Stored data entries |
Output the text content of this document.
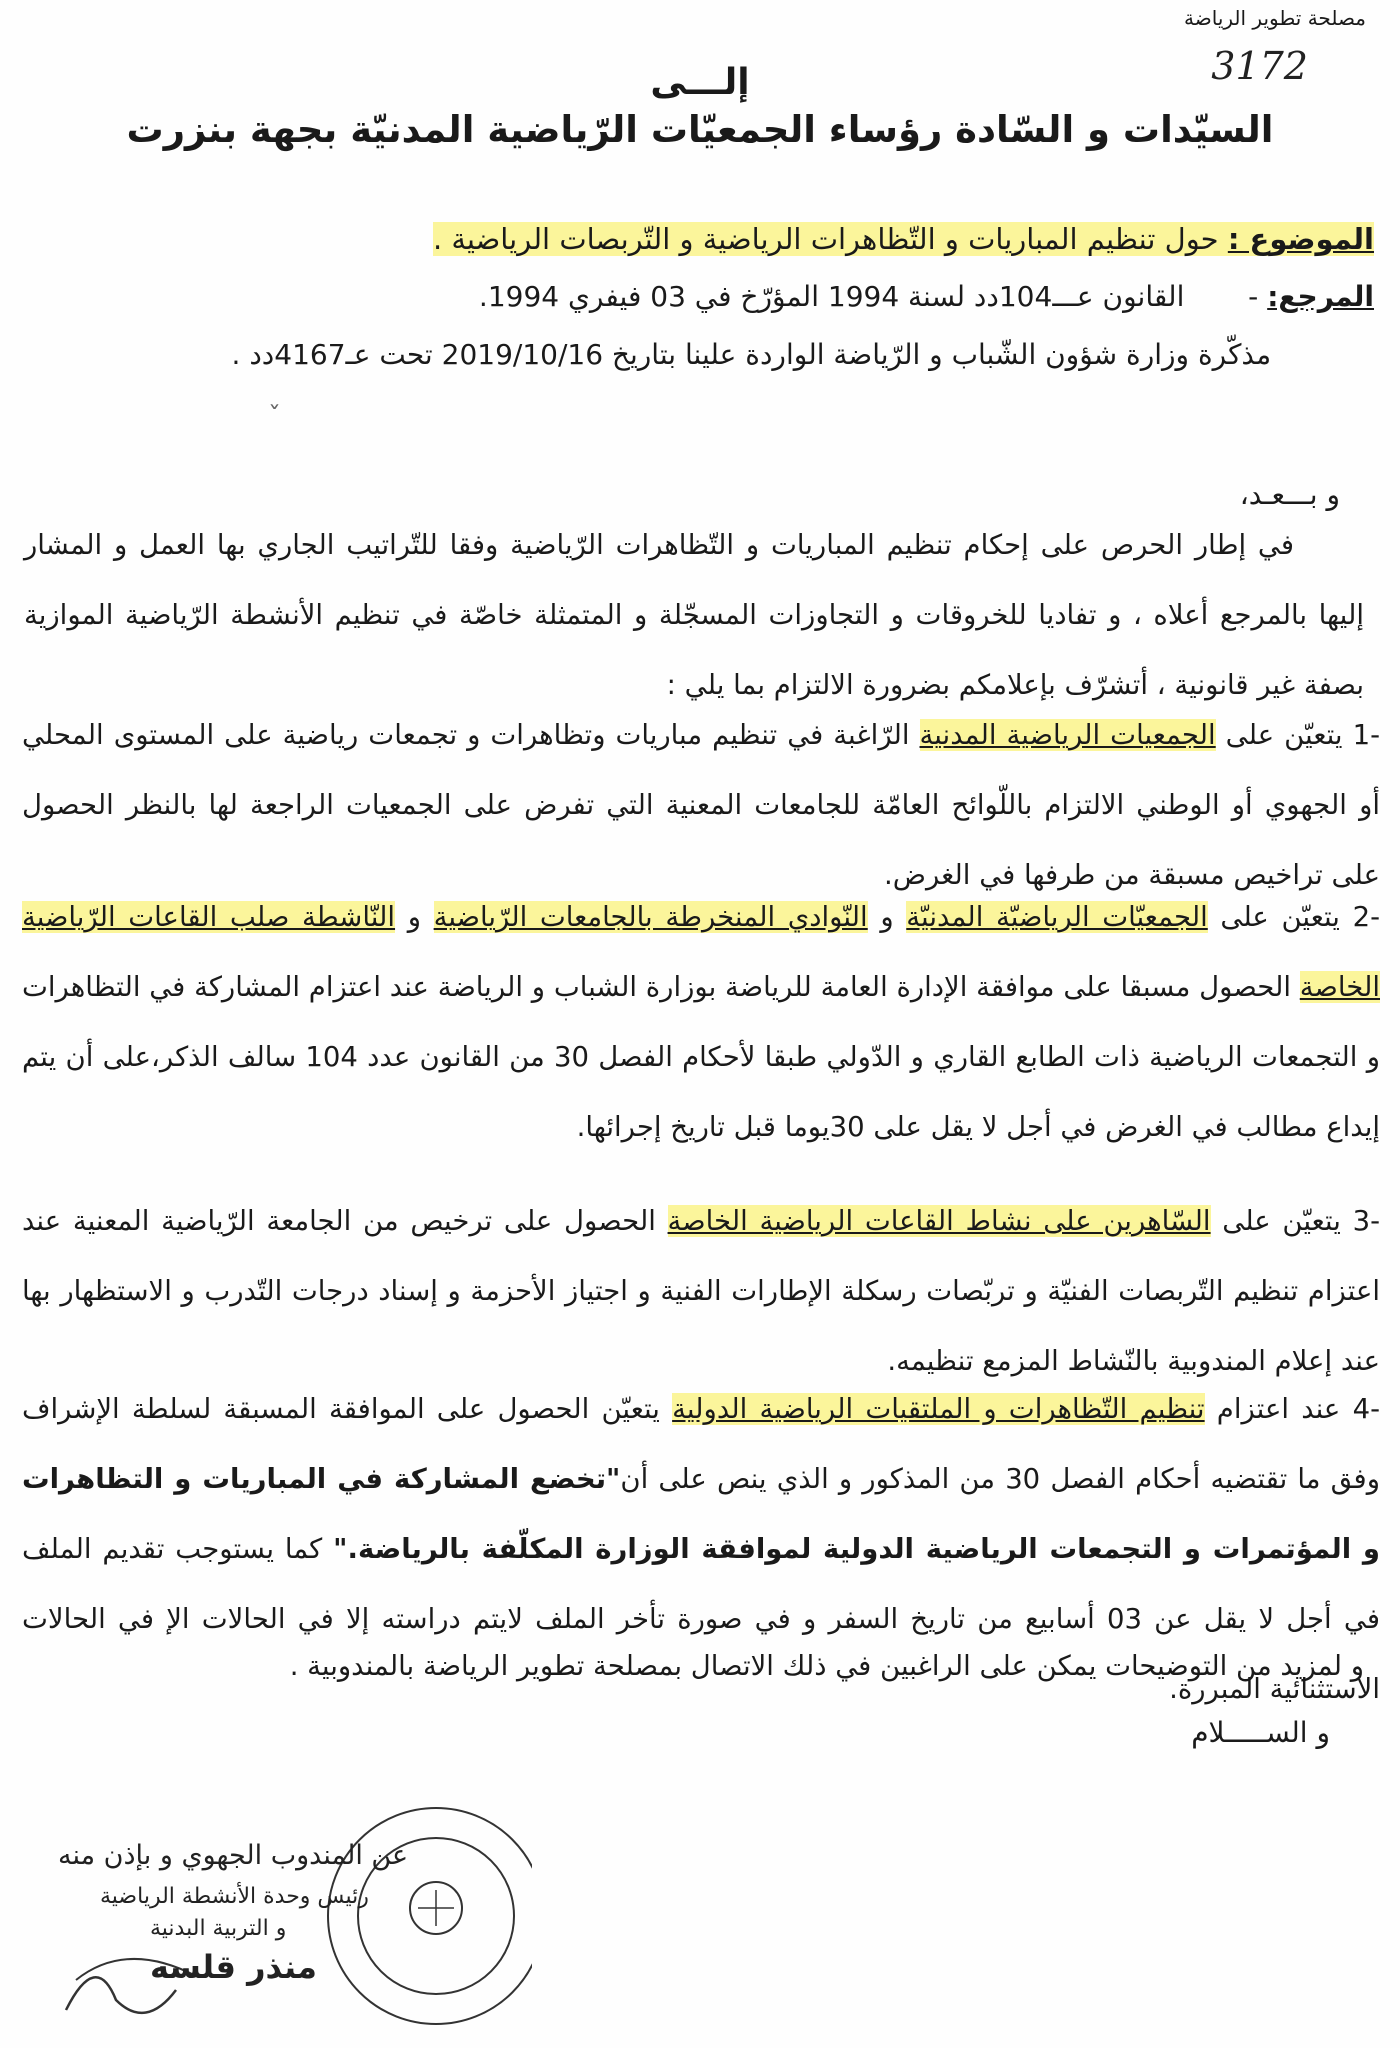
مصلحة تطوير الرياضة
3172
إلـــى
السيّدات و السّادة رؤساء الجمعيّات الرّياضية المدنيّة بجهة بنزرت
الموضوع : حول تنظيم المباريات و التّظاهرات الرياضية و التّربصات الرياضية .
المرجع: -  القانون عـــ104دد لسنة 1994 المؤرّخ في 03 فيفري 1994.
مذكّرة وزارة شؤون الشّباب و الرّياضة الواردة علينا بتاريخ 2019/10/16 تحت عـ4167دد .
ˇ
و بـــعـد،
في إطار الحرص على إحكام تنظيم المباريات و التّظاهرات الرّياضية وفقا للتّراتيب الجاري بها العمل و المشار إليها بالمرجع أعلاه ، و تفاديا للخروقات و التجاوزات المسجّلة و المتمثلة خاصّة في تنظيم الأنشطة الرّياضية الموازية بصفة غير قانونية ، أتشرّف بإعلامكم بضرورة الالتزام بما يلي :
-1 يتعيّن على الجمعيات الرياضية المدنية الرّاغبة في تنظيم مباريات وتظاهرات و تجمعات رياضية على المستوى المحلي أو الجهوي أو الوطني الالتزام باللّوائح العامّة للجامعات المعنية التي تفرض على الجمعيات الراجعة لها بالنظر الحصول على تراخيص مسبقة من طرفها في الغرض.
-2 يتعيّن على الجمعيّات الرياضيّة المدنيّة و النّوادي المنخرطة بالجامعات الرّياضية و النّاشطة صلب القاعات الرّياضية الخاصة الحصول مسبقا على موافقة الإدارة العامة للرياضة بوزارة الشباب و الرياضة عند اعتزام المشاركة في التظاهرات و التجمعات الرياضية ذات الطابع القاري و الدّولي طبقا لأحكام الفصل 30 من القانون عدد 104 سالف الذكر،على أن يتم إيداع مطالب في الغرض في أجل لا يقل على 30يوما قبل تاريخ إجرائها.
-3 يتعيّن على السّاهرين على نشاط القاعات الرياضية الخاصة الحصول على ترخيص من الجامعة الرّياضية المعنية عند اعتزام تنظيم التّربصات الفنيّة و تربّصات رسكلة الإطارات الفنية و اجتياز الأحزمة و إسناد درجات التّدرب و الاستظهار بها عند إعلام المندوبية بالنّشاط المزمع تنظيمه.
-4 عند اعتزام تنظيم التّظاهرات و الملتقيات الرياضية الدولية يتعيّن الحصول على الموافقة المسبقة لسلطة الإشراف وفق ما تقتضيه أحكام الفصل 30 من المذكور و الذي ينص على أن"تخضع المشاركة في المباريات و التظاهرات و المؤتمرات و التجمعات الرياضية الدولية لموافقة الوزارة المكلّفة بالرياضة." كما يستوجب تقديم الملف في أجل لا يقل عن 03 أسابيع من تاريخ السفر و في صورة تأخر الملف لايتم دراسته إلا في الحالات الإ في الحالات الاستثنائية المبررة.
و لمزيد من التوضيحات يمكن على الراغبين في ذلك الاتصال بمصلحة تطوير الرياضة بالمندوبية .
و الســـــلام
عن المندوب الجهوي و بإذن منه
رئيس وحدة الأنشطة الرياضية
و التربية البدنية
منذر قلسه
--
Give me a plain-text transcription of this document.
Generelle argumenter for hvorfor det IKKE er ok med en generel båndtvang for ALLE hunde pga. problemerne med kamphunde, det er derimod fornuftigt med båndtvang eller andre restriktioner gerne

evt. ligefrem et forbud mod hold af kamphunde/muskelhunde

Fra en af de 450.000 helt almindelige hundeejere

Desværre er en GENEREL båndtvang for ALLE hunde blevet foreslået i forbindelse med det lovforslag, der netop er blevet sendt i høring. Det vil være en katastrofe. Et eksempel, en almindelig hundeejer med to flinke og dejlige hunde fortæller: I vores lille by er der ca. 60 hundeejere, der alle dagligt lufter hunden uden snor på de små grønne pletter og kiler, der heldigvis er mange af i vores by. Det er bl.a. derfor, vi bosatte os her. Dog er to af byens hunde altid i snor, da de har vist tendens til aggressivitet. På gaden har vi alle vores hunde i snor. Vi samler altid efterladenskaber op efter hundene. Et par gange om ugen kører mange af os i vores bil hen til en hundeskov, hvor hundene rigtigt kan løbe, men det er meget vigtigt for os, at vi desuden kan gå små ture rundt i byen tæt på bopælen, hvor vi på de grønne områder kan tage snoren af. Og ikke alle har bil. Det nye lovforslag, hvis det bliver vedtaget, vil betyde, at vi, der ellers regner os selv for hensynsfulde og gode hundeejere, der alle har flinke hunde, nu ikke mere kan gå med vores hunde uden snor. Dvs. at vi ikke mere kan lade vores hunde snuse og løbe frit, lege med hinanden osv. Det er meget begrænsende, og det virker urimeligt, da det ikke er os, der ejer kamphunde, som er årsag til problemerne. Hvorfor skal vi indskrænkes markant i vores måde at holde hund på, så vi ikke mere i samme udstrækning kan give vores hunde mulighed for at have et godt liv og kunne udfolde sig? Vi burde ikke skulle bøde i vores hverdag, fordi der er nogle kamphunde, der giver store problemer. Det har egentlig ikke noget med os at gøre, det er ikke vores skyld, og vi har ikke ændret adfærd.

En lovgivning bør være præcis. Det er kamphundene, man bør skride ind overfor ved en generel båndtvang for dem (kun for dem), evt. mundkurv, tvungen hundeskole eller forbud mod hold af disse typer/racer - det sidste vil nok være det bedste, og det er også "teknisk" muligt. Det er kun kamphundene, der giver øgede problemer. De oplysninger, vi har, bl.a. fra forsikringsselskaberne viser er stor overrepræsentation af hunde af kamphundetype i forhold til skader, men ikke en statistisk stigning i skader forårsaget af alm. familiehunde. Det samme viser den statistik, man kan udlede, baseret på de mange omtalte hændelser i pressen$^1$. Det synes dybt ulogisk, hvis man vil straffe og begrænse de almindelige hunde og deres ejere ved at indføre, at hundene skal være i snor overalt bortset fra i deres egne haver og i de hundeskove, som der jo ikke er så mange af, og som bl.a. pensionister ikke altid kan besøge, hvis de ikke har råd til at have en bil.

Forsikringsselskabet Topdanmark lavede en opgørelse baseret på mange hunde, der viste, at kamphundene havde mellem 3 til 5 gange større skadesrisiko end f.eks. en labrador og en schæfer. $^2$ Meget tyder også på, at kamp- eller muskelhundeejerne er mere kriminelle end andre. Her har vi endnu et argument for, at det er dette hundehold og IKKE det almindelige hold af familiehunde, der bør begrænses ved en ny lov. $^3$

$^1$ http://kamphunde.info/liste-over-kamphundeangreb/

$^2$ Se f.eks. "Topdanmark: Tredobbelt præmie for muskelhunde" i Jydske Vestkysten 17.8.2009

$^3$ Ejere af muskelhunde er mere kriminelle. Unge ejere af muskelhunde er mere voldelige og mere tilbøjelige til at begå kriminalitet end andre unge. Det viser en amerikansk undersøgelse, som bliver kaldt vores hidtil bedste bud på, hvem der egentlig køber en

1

DIRECTIONS |
Select and copy every line of the material that holds the string "الأنشطة".

COMPLETE RESPONSE |
في إطار الحرص على إحكام تنظيم المباريات و التّظاهرات الرّياضية وفقا للتّراتيب الجاري بها العمل و المشار إليها بالمرجع أعلاه ، و تفاديا للخروقات و التجاوزات المسجّلة و المتمثلة خاصّة في تنظيم الأنشطة الرّياضية الموازية بصفة غير قانونية ، أتشرّف بإعلامكم بضرورة الالتزام بما يلي :
رئيس وحدة الأنشطة الرياضية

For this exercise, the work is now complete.